» **Stored records**:
-*-*-

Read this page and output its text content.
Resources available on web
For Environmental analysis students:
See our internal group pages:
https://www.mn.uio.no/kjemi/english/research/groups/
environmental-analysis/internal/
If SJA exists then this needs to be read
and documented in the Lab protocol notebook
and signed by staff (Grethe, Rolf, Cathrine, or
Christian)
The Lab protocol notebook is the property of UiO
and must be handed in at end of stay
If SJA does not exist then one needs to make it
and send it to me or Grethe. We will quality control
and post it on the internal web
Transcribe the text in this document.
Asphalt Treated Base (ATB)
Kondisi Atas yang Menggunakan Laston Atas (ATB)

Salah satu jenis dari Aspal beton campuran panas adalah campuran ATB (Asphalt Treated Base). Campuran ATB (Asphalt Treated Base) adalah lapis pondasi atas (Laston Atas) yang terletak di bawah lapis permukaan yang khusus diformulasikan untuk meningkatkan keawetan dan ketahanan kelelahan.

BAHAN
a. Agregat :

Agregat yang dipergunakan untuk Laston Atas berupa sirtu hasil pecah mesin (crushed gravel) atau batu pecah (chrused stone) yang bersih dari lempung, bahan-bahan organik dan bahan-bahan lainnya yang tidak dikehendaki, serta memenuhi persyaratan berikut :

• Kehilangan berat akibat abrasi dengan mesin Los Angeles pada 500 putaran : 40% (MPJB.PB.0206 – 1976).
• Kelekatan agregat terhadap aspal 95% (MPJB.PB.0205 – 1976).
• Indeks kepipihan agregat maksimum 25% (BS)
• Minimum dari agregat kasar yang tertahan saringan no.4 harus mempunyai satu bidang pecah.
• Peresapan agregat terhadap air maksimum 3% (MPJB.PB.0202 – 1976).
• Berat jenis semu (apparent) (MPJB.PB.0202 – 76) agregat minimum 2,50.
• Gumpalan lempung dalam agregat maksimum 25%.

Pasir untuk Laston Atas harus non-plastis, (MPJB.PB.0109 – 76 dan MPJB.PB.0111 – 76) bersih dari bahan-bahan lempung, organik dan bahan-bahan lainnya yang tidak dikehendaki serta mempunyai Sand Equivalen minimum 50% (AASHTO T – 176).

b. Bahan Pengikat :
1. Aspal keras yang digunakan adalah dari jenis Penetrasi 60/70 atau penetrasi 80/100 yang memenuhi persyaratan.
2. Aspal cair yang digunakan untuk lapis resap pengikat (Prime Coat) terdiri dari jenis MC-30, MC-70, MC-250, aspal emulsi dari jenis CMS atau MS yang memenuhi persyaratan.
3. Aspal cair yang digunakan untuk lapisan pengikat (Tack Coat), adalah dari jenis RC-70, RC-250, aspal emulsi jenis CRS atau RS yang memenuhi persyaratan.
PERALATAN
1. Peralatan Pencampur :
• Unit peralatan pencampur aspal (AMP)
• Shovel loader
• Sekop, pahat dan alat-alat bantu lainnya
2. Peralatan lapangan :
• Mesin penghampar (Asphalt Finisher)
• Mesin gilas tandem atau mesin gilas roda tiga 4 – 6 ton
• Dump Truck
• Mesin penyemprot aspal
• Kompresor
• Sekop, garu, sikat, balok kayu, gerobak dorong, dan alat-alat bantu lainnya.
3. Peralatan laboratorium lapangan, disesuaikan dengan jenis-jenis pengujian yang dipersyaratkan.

-*-*-

Reproduce each entry above exactly, keeping every word.

» **Response to this task**:
Read this page and output its text content.
Resources available on web
For Environmental analysis students:
See our internal group pages:
https://www.mn.uio.no/kjemi/english/research/groups/
environmental-analysis/internal/
If SJA exists then this needs to be read
and documented in the Lab protocol notebook
and signed by staff (Grethe, Rolf, Cathrine, or
Christian)
The Lab protocol notebook is the property of UiO
and must be handed in at end of stay
If SJA does not exist then one needs to make it
and send it to me or Grethe. We will quality control
and post it on the internal web
Transcribe the text in this document.
Asphalt Treated Base (ATB)
Kondisi Atas yang Menggunakan Laston Atas (ATB)

Salah satu jenis dari Aspal beton campuran panas adalah campuran ATB (Asphalt Treated Base). Campuran ATB (Asphalt Treated Base) adalah lapis pondasi atas (Laston Atas) yang terletak di bawah lapis permukaan yang khusus diformulasikan untuk meningkatkan keawetan dan ketahanan kelelahan.

BAHAN
a. Agregat :

Agregat yang dipergunakan untuk Laston Atas berupa sirtu hasil pecah mesin (crushed gravel) atau batu pecah (chrused stone) yang bersih dari lempung, bahan-bahan organik dan bahan-bahan lainnya yang tidak dikehendaki, serta memenuhi persyaratan berikut :

• Kehilangan berat akibat abrasi dengan mesin Los Angeles pada 500 putaran : 40% (MPJB.PB.0206 – 1976).
• Kelekatan agregat terhadap aspal 95% (MPJB.PB.0205 – 1976).
• Indeks kepipihan agregat maksimum 25% (BS)
• Minimum dari agregat kasar yang tertahan saringan no.4 harus mempunyai satu bidang pecah.
• Peresapan agregat terhadap air maksimum 3% (MPJB.PB.0202 – 1976).
• Berat jenis semu (apparent) (MPJB.PB.0202 – 76) agregat minimum 2,50.
• Gumpalan lempung dalam agregat maksimum 25%.

Pasir untuk Laston Atas harus non-plastis, (MPJB.PB.0109 – 76 dan MPJB.PB.0111 – 76) bersih dari bahan-bahan lempung, organik dan bahan-bahan lainnya yang tidak dikehendaki serta mempunyai Sand Equivalen minimum 50% (AASHTO T – 176).

b. Bahan Pengikat :
1. Aspal keras yang digunakan adalah dari jenis Penetrasi 60/70 atau penetrasi 80/100 yang memenuhi persyaratan.
2. Aspal cair yang digunakan untuk lapis resap pengikat (Prime Coat) terdiri dari jenis MC-30, MC-70, MC-250, aspal emulsi dari jenis CMS atau MS yang memenuhi persyaratan.
3. Aspal cair yang digunakan untuk lapisan pengikat (Tack Coat), adalah dari jenis RC-70, RC-250, aspal emulsi jenis CRS atau RS yang memenuhi persyaratan.
PERALATAN
1. Peralatan Pencampur :
• Unit peralatan pencampur aspal (AMP)
• Shovel loader
• Sekop, pahat dan alat-alat bantu lainnya
2. Peralatan lapangan :
• Mesin penghampar (Asphalt Finisher)
• Mesin gilas tandem atau mesin gilas roda tiga 4 – 6 ton
• Dump Truck
• Mesin penyemprot aspal
• Kompresor
• Sekop, garu, sikat, balok kayu, gerobak dorong, dan alat-alat bantu lainnya.
3. Peralatan laboratorium lapangan, disesuaikan dengan jenis-jenis pengujian yang dipersyaratkan.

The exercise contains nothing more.